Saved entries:

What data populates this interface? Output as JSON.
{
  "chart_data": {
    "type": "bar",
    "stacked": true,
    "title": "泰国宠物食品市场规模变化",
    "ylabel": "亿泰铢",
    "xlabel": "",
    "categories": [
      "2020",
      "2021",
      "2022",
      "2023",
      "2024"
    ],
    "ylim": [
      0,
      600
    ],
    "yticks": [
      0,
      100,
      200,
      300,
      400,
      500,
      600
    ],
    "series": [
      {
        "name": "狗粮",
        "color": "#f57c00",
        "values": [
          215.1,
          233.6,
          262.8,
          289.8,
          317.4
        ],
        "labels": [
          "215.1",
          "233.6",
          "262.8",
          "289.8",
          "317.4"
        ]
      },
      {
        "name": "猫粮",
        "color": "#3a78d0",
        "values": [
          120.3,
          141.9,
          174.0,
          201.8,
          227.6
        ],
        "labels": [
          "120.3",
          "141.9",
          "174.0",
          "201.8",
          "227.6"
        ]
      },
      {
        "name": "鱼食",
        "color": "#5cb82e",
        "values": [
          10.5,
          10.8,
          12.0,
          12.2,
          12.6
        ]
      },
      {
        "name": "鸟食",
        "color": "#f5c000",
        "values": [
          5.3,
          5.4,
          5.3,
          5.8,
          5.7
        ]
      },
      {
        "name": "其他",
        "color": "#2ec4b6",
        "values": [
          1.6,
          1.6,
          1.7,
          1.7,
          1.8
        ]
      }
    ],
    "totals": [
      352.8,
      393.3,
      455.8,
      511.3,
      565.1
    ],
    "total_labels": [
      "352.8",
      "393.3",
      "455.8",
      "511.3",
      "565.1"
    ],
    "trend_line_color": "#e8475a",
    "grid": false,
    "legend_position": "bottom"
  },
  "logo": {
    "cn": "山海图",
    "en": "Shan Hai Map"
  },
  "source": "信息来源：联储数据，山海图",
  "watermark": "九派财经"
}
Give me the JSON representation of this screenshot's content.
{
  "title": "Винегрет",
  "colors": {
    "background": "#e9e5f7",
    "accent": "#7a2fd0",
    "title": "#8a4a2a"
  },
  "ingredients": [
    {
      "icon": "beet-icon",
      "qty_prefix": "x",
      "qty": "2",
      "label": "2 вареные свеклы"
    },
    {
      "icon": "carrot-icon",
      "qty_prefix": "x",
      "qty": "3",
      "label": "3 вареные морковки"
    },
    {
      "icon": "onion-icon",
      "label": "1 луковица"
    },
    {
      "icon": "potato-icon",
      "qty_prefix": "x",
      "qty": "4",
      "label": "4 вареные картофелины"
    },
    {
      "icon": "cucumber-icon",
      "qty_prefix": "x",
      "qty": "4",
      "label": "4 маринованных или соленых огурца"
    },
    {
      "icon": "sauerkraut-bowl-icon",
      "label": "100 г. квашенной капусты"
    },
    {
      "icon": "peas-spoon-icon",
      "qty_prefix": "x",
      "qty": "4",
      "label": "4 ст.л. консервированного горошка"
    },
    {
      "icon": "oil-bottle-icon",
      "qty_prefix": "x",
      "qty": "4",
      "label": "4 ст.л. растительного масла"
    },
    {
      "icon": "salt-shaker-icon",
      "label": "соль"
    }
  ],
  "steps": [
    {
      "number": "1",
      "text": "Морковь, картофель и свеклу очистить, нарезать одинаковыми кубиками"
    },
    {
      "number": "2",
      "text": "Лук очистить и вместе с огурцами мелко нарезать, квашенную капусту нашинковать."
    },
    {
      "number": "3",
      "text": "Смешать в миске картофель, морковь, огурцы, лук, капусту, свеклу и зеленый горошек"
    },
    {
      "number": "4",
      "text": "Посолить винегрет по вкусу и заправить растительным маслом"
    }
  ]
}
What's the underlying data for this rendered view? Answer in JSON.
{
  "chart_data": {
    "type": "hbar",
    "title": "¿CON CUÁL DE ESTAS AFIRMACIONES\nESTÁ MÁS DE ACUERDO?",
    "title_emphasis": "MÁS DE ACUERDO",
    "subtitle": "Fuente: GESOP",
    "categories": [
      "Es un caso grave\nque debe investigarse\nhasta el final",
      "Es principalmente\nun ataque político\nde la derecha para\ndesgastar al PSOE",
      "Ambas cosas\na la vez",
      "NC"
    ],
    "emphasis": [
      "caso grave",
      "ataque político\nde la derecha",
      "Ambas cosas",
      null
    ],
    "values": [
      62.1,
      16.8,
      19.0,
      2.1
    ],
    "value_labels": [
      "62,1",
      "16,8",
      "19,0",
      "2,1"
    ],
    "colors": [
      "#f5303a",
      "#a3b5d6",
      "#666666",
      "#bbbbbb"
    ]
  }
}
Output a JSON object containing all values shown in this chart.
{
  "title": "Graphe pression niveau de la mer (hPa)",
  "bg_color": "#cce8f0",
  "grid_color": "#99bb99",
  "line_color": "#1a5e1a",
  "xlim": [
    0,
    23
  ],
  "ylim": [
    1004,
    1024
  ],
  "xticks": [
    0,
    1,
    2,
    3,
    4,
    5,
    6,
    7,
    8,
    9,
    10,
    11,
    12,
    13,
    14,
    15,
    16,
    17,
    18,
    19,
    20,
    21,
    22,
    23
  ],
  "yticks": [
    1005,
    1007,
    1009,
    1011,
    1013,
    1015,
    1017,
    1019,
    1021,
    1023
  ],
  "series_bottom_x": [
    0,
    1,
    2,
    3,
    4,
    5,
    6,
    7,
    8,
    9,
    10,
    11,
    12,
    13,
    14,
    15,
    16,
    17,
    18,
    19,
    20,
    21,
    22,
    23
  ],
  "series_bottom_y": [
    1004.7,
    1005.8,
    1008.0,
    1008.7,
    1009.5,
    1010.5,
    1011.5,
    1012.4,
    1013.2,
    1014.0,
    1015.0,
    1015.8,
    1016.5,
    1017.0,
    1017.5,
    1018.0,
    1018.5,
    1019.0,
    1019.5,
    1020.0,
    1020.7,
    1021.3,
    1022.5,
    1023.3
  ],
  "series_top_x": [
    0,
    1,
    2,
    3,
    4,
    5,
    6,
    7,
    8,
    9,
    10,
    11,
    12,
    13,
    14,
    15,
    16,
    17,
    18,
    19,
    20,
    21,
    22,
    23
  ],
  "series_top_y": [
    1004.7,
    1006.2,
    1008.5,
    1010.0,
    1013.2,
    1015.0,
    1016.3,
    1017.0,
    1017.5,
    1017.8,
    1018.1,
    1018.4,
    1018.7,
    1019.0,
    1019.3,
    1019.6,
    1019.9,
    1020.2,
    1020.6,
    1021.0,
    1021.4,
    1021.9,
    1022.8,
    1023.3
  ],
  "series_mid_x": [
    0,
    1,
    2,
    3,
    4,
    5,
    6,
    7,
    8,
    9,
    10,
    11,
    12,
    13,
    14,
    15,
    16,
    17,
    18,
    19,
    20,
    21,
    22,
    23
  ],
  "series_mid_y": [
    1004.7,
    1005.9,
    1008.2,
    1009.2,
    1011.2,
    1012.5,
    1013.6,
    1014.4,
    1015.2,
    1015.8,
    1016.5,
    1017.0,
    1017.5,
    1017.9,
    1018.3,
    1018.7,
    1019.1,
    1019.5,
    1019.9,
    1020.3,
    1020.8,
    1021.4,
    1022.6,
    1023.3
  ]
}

* Exercise *
Copy every line of the listing that includes the string "What".

* Response to this task *
What data populates this interface? Output as JSON.
What's the underlying data for this rendered view? Answer in JSON.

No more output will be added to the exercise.